# EXERCISE:
Scan the material that follows. Copy every line containing the word "Split".

(Stored data entries)

%%

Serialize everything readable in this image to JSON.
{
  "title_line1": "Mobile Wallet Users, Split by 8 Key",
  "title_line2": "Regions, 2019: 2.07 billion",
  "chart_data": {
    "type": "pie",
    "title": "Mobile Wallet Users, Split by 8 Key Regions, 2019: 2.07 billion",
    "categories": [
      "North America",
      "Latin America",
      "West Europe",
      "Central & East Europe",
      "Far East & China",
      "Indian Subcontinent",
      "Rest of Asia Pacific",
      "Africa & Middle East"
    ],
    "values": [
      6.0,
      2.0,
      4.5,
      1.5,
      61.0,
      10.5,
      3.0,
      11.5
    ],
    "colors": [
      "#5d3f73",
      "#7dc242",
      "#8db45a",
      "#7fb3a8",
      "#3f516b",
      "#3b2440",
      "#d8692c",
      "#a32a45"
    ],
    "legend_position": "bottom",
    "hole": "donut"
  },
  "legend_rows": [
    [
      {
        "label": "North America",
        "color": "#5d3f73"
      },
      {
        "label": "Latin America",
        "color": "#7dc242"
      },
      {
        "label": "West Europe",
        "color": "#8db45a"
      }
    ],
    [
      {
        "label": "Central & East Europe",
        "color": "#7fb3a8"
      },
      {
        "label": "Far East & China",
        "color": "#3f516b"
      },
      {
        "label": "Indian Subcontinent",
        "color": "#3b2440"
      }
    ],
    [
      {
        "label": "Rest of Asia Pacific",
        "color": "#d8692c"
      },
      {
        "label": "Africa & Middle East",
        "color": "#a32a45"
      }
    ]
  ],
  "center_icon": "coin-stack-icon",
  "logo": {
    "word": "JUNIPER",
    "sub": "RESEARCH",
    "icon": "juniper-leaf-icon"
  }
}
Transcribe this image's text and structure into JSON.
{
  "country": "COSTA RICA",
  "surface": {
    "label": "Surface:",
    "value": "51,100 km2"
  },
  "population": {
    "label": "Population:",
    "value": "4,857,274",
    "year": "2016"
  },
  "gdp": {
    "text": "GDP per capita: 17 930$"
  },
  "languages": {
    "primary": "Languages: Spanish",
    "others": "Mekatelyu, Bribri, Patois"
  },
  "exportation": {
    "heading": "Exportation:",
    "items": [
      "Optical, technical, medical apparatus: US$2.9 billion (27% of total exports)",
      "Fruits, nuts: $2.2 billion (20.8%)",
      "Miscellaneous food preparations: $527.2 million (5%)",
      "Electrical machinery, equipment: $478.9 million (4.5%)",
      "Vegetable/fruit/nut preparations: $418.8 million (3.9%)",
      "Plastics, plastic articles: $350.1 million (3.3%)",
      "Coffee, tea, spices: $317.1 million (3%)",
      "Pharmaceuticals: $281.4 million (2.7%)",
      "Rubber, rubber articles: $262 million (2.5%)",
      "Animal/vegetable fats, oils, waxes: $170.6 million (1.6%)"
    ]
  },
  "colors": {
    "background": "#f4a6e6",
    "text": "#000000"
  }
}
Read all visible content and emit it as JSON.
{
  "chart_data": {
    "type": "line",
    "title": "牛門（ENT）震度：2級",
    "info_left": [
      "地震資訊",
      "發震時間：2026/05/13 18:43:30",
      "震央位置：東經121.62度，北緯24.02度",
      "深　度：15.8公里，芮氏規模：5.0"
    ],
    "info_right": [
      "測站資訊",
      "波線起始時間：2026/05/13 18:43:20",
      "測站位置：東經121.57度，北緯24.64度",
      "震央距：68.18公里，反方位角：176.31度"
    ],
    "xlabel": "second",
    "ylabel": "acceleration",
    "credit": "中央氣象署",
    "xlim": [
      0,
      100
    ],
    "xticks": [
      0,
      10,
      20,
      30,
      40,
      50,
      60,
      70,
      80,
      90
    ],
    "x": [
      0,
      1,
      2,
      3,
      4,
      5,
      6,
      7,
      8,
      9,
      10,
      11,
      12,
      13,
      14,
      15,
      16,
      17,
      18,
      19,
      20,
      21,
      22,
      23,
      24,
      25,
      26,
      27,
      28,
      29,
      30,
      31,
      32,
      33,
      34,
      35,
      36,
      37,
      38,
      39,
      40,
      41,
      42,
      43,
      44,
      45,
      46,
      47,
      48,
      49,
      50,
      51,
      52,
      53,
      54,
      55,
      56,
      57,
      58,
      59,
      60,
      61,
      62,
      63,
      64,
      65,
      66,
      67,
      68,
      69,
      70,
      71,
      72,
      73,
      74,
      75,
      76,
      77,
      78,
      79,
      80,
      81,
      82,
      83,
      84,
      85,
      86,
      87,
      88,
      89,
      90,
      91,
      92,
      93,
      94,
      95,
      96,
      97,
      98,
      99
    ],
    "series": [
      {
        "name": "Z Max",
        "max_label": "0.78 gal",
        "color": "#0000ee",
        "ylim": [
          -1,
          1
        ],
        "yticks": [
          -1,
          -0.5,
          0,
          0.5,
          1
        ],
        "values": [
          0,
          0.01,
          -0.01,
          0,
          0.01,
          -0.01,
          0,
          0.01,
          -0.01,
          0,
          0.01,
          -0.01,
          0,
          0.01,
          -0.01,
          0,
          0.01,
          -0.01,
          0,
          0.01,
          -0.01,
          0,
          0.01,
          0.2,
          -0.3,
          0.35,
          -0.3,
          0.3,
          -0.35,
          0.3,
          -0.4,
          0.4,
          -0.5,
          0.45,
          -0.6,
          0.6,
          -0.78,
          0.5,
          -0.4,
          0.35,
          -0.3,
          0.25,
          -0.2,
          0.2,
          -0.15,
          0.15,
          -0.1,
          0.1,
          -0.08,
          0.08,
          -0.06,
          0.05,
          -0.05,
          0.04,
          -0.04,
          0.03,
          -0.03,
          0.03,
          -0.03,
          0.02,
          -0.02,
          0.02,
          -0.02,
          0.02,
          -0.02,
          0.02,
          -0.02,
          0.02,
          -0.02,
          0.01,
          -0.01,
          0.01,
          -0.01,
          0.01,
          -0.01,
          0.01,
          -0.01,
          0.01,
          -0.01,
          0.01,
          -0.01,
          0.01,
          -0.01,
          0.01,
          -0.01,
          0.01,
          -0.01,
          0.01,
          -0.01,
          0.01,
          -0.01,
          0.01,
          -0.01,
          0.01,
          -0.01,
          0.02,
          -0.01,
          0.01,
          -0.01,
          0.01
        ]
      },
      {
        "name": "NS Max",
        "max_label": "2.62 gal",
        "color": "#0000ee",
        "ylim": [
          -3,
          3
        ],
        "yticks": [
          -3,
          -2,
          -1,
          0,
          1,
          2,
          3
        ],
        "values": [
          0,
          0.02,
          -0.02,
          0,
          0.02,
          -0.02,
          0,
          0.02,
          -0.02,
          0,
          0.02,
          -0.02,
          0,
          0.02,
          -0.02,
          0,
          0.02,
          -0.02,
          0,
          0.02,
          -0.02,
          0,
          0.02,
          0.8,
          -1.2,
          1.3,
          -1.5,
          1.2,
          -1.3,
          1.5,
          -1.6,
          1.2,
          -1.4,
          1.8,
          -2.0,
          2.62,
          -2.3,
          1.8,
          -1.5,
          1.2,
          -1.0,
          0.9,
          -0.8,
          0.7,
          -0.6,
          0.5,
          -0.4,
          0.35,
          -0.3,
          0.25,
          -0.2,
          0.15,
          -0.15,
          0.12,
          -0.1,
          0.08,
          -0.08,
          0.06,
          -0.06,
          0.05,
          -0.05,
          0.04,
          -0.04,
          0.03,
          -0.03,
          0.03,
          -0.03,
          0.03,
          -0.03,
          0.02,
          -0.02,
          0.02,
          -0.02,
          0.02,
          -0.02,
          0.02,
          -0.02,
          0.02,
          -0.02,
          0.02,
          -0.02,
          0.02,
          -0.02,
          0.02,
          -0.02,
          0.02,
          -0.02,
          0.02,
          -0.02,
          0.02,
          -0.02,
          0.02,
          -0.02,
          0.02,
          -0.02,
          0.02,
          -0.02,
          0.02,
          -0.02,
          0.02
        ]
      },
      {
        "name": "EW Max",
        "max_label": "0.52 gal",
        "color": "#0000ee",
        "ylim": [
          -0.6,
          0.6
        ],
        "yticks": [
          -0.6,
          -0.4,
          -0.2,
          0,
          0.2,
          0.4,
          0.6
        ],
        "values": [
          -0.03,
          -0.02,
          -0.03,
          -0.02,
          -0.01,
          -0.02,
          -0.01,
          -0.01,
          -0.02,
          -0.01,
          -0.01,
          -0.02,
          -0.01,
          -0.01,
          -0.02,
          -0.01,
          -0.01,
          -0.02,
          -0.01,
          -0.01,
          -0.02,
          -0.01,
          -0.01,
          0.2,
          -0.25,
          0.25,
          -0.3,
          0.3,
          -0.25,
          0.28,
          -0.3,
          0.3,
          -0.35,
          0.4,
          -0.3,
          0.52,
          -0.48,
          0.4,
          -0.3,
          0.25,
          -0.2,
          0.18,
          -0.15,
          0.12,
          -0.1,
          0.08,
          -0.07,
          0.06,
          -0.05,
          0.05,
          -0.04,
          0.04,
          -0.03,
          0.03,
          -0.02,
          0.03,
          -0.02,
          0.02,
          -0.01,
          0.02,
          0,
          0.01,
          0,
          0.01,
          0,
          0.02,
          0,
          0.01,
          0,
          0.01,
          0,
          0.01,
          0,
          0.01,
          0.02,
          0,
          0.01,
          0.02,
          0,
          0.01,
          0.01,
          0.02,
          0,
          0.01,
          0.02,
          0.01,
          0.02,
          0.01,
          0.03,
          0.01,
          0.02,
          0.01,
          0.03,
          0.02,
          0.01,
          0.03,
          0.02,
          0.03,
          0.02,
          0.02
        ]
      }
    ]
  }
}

%%

# PROBLEM SOLUTION:
  "title_line1": "Mobile Wallet Users, Split by 8 Key",
    "title": "Mobile Wallet Users, Split by 8 Key Regions, 2019: 2.07 billion",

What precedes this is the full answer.